**REQUIRED WORK:**
**a.** In the lomevactone text, what developmental code name is given for the drug?
**b.** Using the lomevactone text, explain why the (3R,4R,6R)-form is singled out among the compound's eight possible stereoisomers.
**c.** Resume the article on lomevactone after its last sentence.

**EXTRACT PROVIDED:**
⟨

Chemical and physical data
- Formula: C_{18}H_{17}ClO_{2}
- Molar mass: 300.78 g·mol^{−1}
- 3D model (JSmol): Interactive image;
- SMILES Clc1ccc(cc1)C2C(C(=O)OC(C)C2)c3ccccc3;

= Lomevactone =

Chemical compound

Lomevactone (INN; developmental code name DR-250) is a drug described as a psychostimulant and antidepressant which was synthesized and assayed in the 1980s, but was never marketed.

== Stereoisomers==
There are eight possible stereoisomers of lomevactone. It is the (3R,4R,6R)-form that has the psychotherapeutic properties.

⟩

**ENTRIES SUPPLIED:**
⟨

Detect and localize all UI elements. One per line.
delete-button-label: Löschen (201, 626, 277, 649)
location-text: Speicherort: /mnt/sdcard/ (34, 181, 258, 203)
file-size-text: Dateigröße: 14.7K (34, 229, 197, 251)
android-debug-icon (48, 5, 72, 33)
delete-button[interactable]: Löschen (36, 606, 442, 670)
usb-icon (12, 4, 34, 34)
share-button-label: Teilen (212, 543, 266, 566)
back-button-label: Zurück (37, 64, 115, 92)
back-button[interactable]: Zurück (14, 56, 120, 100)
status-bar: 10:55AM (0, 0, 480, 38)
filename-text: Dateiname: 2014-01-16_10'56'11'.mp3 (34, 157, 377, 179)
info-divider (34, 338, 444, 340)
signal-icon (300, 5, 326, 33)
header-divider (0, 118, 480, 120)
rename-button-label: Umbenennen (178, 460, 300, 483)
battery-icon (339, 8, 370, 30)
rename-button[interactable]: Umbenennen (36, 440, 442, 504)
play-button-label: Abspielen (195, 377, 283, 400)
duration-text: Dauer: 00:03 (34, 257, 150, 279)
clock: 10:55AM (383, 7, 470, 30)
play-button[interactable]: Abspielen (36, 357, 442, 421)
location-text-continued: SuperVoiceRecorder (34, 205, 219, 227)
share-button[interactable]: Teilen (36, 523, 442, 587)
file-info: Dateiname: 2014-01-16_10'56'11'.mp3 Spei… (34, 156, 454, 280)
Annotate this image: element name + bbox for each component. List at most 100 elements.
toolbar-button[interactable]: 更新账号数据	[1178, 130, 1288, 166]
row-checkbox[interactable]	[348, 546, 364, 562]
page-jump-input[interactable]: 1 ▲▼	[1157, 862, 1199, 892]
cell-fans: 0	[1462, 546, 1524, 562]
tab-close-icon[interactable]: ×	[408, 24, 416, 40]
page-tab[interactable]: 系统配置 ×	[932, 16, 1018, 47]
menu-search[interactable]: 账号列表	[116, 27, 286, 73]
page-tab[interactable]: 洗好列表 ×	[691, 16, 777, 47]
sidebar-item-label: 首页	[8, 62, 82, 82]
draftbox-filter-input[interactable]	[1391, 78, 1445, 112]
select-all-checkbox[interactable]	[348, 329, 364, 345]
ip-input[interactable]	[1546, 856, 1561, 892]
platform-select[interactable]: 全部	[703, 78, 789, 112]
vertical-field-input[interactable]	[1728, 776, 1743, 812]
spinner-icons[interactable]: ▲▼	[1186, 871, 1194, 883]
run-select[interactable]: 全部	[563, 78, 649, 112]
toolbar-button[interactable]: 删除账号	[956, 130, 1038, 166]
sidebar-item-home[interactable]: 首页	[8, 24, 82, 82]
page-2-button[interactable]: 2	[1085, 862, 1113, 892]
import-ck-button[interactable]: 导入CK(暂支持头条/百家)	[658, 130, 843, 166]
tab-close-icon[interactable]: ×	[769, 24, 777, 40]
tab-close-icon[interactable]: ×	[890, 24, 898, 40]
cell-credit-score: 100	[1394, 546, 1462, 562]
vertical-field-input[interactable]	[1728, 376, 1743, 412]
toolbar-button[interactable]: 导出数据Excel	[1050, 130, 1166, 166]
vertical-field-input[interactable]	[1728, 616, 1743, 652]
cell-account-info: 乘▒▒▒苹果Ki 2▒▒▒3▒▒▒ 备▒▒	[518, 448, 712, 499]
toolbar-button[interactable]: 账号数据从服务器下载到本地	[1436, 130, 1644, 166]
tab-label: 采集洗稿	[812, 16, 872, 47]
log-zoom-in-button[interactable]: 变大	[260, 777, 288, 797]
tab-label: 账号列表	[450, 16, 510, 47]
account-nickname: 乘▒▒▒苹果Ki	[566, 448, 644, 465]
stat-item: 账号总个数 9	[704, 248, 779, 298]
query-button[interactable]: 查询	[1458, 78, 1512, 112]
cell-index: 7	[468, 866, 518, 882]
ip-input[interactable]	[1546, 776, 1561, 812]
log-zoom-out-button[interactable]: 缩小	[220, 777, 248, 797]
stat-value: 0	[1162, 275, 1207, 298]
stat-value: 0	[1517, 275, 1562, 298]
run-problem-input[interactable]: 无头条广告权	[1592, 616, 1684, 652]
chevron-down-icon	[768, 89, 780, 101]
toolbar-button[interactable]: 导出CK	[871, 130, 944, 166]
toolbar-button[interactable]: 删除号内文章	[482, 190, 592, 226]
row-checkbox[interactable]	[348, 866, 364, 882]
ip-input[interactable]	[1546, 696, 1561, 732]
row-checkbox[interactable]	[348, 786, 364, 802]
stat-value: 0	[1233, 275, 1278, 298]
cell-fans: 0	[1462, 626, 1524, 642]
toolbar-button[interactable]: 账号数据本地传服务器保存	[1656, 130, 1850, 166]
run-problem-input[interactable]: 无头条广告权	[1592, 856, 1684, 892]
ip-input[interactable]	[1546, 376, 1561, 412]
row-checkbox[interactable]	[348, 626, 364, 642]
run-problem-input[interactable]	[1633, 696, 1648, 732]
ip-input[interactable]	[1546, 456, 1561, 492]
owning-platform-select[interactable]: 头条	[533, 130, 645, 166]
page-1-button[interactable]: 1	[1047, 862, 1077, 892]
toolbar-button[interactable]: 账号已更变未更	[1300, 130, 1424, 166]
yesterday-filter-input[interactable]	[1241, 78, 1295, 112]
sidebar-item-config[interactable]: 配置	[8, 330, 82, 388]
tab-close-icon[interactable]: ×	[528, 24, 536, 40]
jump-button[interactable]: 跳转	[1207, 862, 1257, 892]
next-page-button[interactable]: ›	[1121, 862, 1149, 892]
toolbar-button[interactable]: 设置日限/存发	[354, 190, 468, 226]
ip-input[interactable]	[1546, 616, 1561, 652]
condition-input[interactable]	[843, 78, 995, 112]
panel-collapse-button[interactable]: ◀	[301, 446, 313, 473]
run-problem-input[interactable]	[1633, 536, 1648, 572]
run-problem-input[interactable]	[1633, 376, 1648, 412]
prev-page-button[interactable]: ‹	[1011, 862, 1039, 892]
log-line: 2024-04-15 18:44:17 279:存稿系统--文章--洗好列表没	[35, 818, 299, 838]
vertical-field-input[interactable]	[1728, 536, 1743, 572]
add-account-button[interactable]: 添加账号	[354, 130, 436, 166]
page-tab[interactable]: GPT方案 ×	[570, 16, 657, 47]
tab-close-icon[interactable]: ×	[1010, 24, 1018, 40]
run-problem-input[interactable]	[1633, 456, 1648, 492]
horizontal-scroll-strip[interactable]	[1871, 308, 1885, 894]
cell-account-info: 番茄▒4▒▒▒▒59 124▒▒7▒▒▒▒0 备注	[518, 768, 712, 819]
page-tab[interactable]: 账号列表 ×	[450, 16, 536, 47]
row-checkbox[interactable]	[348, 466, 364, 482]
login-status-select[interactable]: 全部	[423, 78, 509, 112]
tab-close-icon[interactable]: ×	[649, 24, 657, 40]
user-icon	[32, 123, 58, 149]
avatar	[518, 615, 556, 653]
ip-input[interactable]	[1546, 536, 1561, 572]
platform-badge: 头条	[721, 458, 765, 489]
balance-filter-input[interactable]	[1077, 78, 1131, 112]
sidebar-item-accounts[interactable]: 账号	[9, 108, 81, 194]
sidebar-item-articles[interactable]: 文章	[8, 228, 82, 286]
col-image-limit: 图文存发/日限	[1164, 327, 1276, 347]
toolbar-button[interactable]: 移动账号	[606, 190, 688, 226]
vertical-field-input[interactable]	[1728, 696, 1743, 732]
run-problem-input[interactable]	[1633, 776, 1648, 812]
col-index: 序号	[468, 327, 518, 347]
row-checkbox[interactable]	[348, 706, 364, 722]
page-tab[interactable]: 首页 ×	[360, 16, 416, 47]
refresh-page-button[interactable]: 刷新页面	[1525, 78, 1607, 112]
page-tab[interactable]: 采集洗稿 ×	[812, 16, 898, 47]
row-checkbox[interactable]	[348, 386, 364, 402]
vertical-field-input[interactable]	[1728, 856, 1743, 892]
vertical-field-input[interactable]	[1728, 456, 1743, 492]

⟩

**ANSWERS TO THE EXERCISE:**
**a.** DR-250.

**b.** The (3R,4R,6R)-form is singled out because the text names it as the stereoisomer that has the psychotherapeutic properties.

**c.**
(3R,4R,6R)-Lomevactone

==Synthesis==
The conjugate 1,4-alkylation reaction between 4-chlorobenzylideneacetone (1) and phenylacetonitrile (2) gives 3-(4-chlorophenyl)-5-oxo-2-phenylhexanenitrile (3). The selective reduction of the keto group to the alcohol with sodium borohydride gives 3-(4-chlorophenyl)-5-hydroxy-2-phenylhexanenitrile (4). Hydrolysis of the nitrile to an acid gives 3-(4-chlorophenyl)-5-hydroxy-2-phenylhexanoic acid. This is followed by lactone formation completing the synthesis of lomevactone (5).